TASK DIRECTIONS
Your task is to copy the listing exactly. Drop any pictures from the copy.

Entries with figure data
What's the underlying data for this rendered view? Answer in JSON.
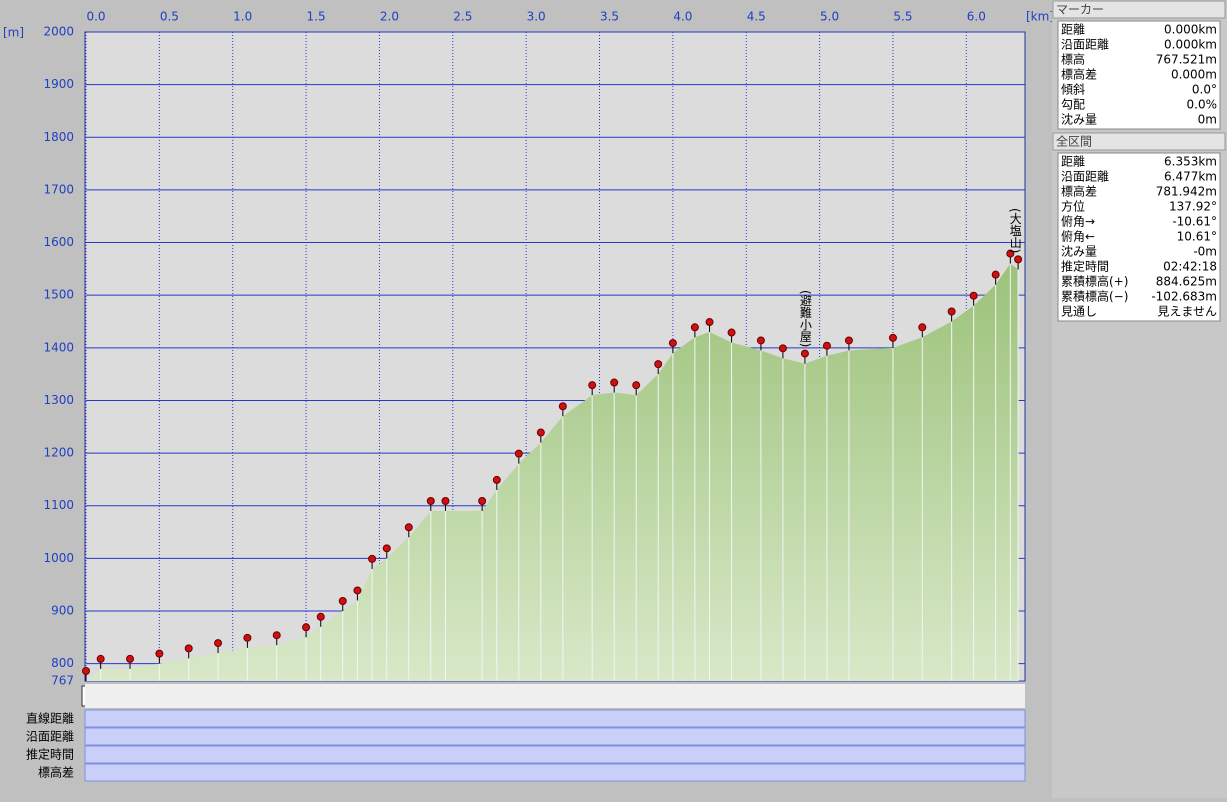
{
  "chart_data": {
    "type": "area",
    "x_unit": "[km]",
    "y_unit": "[m]",
    "x": [
      0,
      0.1,
      0.3,
      0.5,
      0.7,
      0.9,
      1.1,
      1.3,
      1.5,
      1.6,
      1.75,
      1.85,
      1.95,
      2.05,
      2.2,
      2.35,
      2.45,
      2.7,
      2.8,
      2.95,
      3.1,
      3.25,
      3.45,
      3.6,
      3.75,
      3.9,
      4.0,
      4.15,
      4.25,
      4.4,
      4.6,
      4.75,
      4.9,
      5.05,
      5.2,
      5.5,
      5.7,
      5.9,
      6.05,
      6.2,
      6.3,
      6.353
    ],
    "series": [
      {
        "color": "#9cc27a",
        "values": [
          767,
          790,
          790,
          800,
          810,
          820,
          830,
          835,
          850,
          870,
          900,
          920,
          980,
          1000,
          1040,
          1090,
          1090,
          1090,
          1130,
          1180,
          1220,
          1270,
          1310,
          1315,
          1310,
          1350,
          1390,
          1420,
          1430,
          1410,
          1395,
          1380,
          1370,
          1385,
          1395,
          1400,
          1420,
          1450,
          1480,
          1520,
          1560,
          1549
        ]
      }
    ],
    "xlim": [
      0,
      6.4
    ],
    "ylim": [
      767,
      2000
    ],
    "xticks": [
      {
        "value": 0,
        "label": "0.0"
      },
      0.5,
      {
        "value": 1,
        "label": "1.0"
      },
      1.5,
      {
        "value": 2,
        "label": "2.0"
      },
      2.5,
      {
        "value": 3,
        "label": "3.0"
      },
      3.5,
      {
        "value": 4,
        "label": "4.0"
      },
      4.5,
      {
        "value": 5,
        "label": "5.0"
      },
      5.5,
      {
        "value": 6,
        "label": "6.0"
      }
    ],
    "yticks": [
      767,
      800,
      900,
      1000,
      1100,
      1200,
      1300,
      1400,
      1500,
      1600,
      1700,
      1800,
      1900,
      2000
    ],
    "annotations": [
      {
        "text": "(避難小屋)",
        "x": 4.9
      },
      {
        "text": "(大塩山)",
        "x": 6.33
      }
    ],
    "grid": true
  },
  "table_rows": [
    "直線距離",
    "沿面距離",
    "推定時間",
    "標高差"
  ],
  "marker_panel": {
    "title": "マーカー",
    "rows": [
      [
        "距離",
        "0.000km"
      ],
      [
        "沿面距離",
        "0.000km"
      ],
      [
        "標高",
        "767.521m"
      ],
      [
        "標高差",
        "0.000m"
      ],
      [
        "傾斜",
        "0.0°"
      ],
      [
        "勾配",
        "0.0%"
      ],
      [
        "沈み量",
        "0m"
      ]
    ]
  },
  "total_panel": {
    "title": "全区間",
    "rows": [
      [
        "距離",
        "6.353km"
      ],
      [
        "沿面距離",
        "6.477km"
      ],
      [
        "標高差",
        "781.942m"
      ],
      [
        "方位",
        "137.92°"
      ],
      [
        "俯角→",
        "-10.61°"
      ],
      [
        "俯角←",
        "10.61°"
      ],
      [
        "沈み量",
        "-0m"
      ],
      [
        "推定時間",
        "02:42:18"
      ],
      [
        "累積標高(+)",
        "884.625m"
      ],
      [
        "累積標高(−)",
        "-102.683m"
      ],
      [
        "見通し",
        "見えません"
      ]
    ]
  }
}
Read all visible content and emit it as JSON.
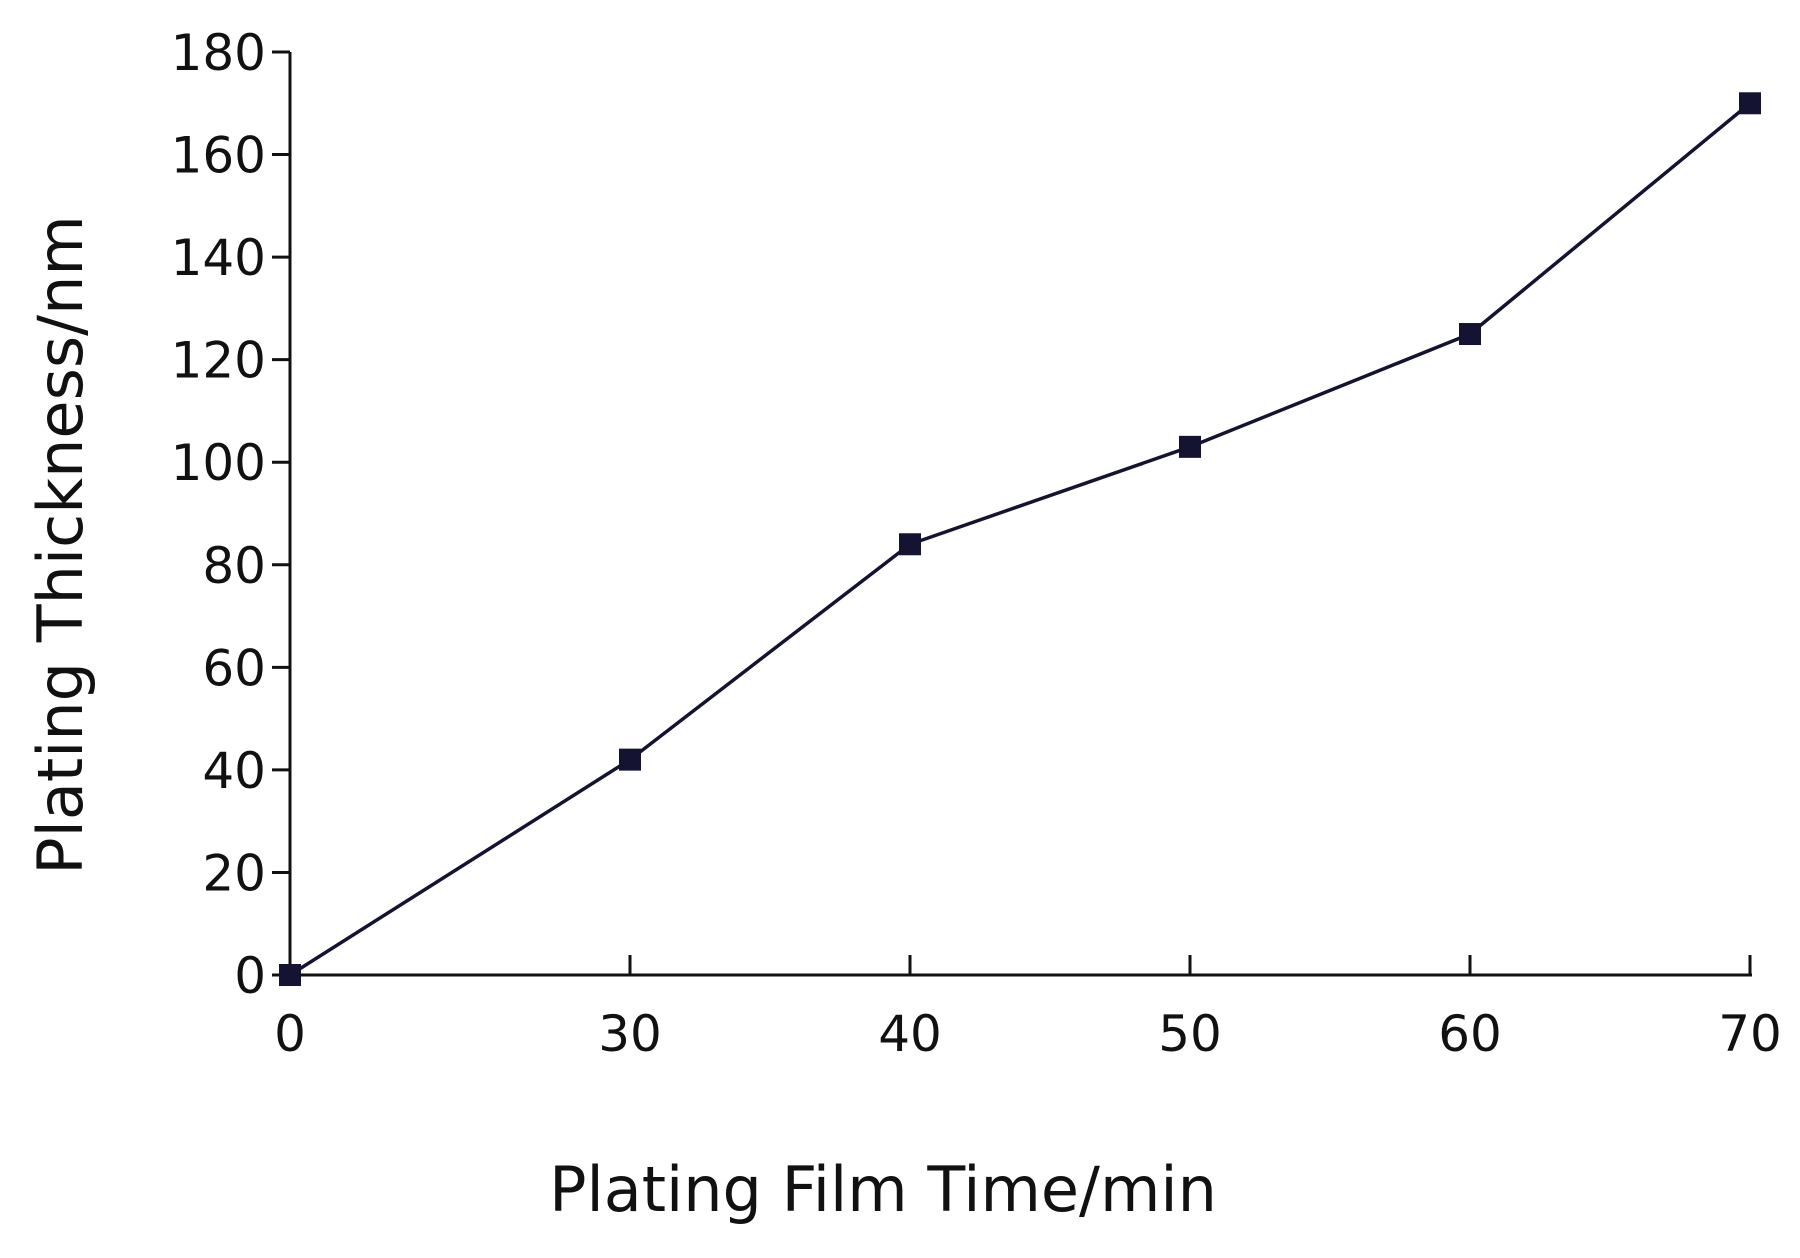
{
  "chart_data": {
    "type": "line",
    "title": "",
    "xlabel": "Plating Film Time/min",
    "ylabel": "Plating Thickness/nm",
    "x_categories": [
      "0",
      "30",
      "40",
      "50",
      "60",
      "70"
    ],
    "y_ticks": [
      0,
      20,
      40,
      60,
      80,
      100,
      120,
      140,
      160,
      180
    ],
    "ylim": [
      0,
      180
    ],
    "grid": false,
    "legend": "none",
    "colors": {
      "series": "#141432",
      "axis": "#111111"
    },
    "series": [
      {
        "marker": "square",
        "points": [
          {
            "x": "0",
            "y": 0
          },
          {
            "x": "30",
            "y": 42
          },
          {
            "x": "40",
            "y": 84
          },
          {
            "x": "50",
            "y": 103
          },
          {
            "x": "60",
            "y": 125
          },
          {
            "x": "70",
            "y": 170
          }
        ]
      }
    ]
  }
}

FINISHED TASK
What's the underlying data for this rendered view? Answer in JSON.
{
  "chart_data": {
    "type": "area",
    "x_unit": "[km]",
    "y_unit": "[m]",
    "x": [
      0,
      0.1,
      0.3,
      0.5,
      0.7,
      0.9,
      1.1,
      1.3,
      1.5,
      1.6,
      1.75,
      1.85,
      1.95,
      2.05,
      2.2,
      2.35,
      2.45,
      2.7,
      2.8,
      2.95,
      3.1,
      3.25,
      3.45,
      3.6,
      3.75,
      3.9,
      4.0,
      4.15,
      4.25,
      4.4,
      4.6,
      4.75,
      4.9,
      5.05,
      5.2,
      5.5,
      5.7,
      5.9,
      6.05,
      6.2,
      6.3,
      6.353
    ],
    "series": [
      {
        "color": "#9cc27a",
        "values": [
          767,
          790,
          790,
          800,
          810,
          820,
          830,
          835,
          850,
          870,
          900,
          920,
          980,
          1000,
          1040,
          1090,
          1090,
          1090,
          1130,
          1180,
          1220,
          1270,
          1310,
          1315,
          1310,
          1350,
          1390,
          1420,
          1430,
          1410,
          1395,
          1380,
          1370,
          1385,
          1395,
          1400,
          1420,
          1450,
          1480,
          1520,
          1560,
          1549
        ]
      }
    ],
    "xlim": [
      0,
      6.4
    ],
    "ylim": [
      767,
      2000
    ],
    "xticks": [
      {
        "value": 0,
        "label": "0.0"
      },
      0.5,
      {
        "value": 1,
        "label": "1.0"
      },
      1.5,
      {
        "value": 2,
        "label": "2.0"
      },
      2.5,
      {
        "value": 3,
        "label": "3.0"
      },
      3.5,
      {
        "value": 4,
        "label": "4.0"
      },
      4.5,
      {
        "value": 5,
        "label": "5.0"
      },
      5.5,
      {
        "value": 6,
        "label": "6.0"
      }
    ],
    "yticks": [
      767,
      800,
      900,
      1000,
      1100,
      1200,
      1300,
      1400,
      1500,
      1600,
      1700,
      1800,
      1900,
      2000
    ],
    "annotations": [
      {
        "text": "(避難小屋)",
        "x": 4.9
      },
      {
        "text": "(大塩山)",
        "x": 6.33
      }
    ],
    "grid": true
  },
  "table_rows": [
    "直線距離",
    "沿面距離",
    "推定時間",
    "標高差"
  ],
  "marker_panel": {
    "title": "マーカー",
    "rows": [
      [
        "距離",
        "0.000km"
      ],
      [
        "沿面距離",
        "0.000km"
      ],
      [
        "標高",
        "767.521m"
      ],
      [
        "標高差",
        "0.000m"
      ],
      [
        "傾斜",
        "0.0°"
      ],
      [
        "勾配",
        "0.0%"
      ],
      [
        "沈み量",
        "0m"
      ]
    ]
  },
  "total_panel": {
    "title": "全区間",
    "rows": [
      [
        "距離",
        "6.353km"
      ],
      [
        "沿面距離",
        "6.477km"
      ],
      [
        "標高差",
        "781.942m"
      ],
      [
        "方位",
        "137.92°"
      ],
      [
        "俯角→",
        "-10.61°"
      ],
      [
        "俯角←",
        "10.61°"
      ],
      [
        "沈み量",
        "-0m"
      ],
      [
        "推定時間",
        "02:42:18"
      ],
      [
        "累積標高(+)",
        "884.625m"
      ],
      [
        "累積標高(−)",
        "-102.683m"
      ],
      [
        "見通し",
        "見えません"
      ]
    ]
  }
}
Read all visible content and emit it as JSON.
{
  "chart_data": {
    "type": "line",
    "title": "",
    "xlabel": "Plating Film Time/min",
    "ylabel": "Plating Thickness/nm",
    "x_categories": [
      "0",
      "30",
      "40",
      "50",
      "60",
      "70"
    ],
    "y_ticks": [
      0,
      20,
      40,
      60,
      80,
      100,
      120,
      140,
      160,
      180
    ],
    "ylim": [
      0,
      180
    ],
    "grid": false,
    "legend": "none",
    "colors": {
      "series": "#141432",
      "axis": "#111111"
    },
    "series": [
      {
        "marker": "square",
        "points": [
          {
            "x": "0",
            "y": 0
          },
          {
            "x": "30",
            "y": 42
          },
          {
            "x": "40",
            "y": 84
          },
          {
            "x": "50",
            "y": 103
          },
          {
            "x": "60",
            "y": 125
          },
          {
            "x": "70",
            "y": 170
          }
        ]
      }
    ]
  }
}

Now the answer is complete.